-- begin Article --

Everyone who’s posted on this blog agrees that you have a very rich life. So, you working on a memoir or what? Of course, if you are, I’d be honored to help in any way that I can.
P. S.: I just got a copy of the new “Black Power Mixtape” documentary. The stupid Swedish filmmakers didn’t have a clue of what that wonderful late 1960s and early ’70s footage was and the “commentaries” by supposed movement veterans and observers are all but worthless.
However, you should know that the footage of Jim working in the “Inner City Voice” office in late 1967 made it into the film.
I’ll look for the video. We called it the Black Star Clothing Factory when it was located off of Joy Road too.
That bottom pic looks like it was taken at Shrine 1. I’m I correct or not?
No, it wasn’t at Shrine 1. It was taken in the Black Conscience Library on Linwood and Elmhurst.
I’m absolutely dizzy after reading your post. Your quest to find the perfect place, going from one place to another was exhausting. I can see why the job at the sewing factory was such a peaceful experience for you. The nice hum of a sewing machine can cure all those evils.
Nancy, the trip wasn’t exhausting. Interesting though. What I was looking for was something that wasn’t school, where I could think about what I wanted to think about and not classes like Aesthetics for instance.
Wow, you had some amazing experiences. The 60’s were such a heady time. I’m a little younger than you– and all of the energy was gone by the 70’s. I can remember once telling my mother that I wished I’d been in college during the 60’s. She was horrified, but I still think that I missed something.
I was in college from 1964 through 1968. It was an interesting time to be young. By 1972 much of the energy and the groups were gone. I never realized it wasn’t just in my life that this happened but across the board.
Beautiful photographs, remarkable life. You appear so relaxed in the photograph waiting for the bus.
I look that way in all the photos taken that night.
Terrific personal history. A privilege to read this. Thank you. My first journalism job was writing for the Liberation News Service in N.Y.C., when it was well past its heyday (c. 1978), but still felt like something I had to be a part of. Wrote about the Newark Teachers Strike.

-- end Article --
-- begin Data section --

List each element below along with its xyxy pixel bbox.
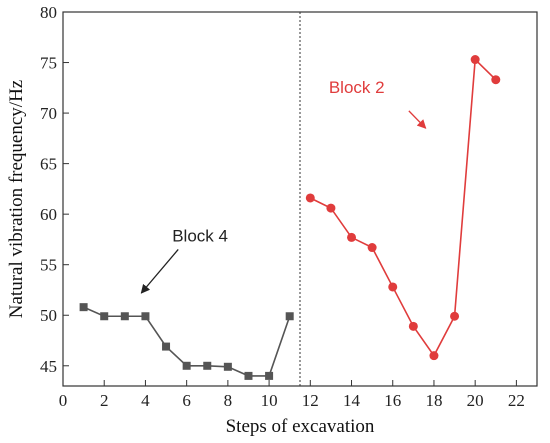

-- end Data section --

Can you retype the blog comments between "Wow, you had" and "across the board.", inclusive?

* Result of this task:
Wow, you had some amazing experiences. The 60’s were such a heady time. I’m a little younger than you– and all of the energy was gone by the 70’s. I can remember once telling my mother that I wished I’d been in college during the 60’s. She was horrified, but I still think that I missed something.
I was in college from 1964 through 1968. It was an interesting time to be young. By 1972 much of the energy and the groups were gone. I never realized it wasn’t just in my life that this happened but across the board.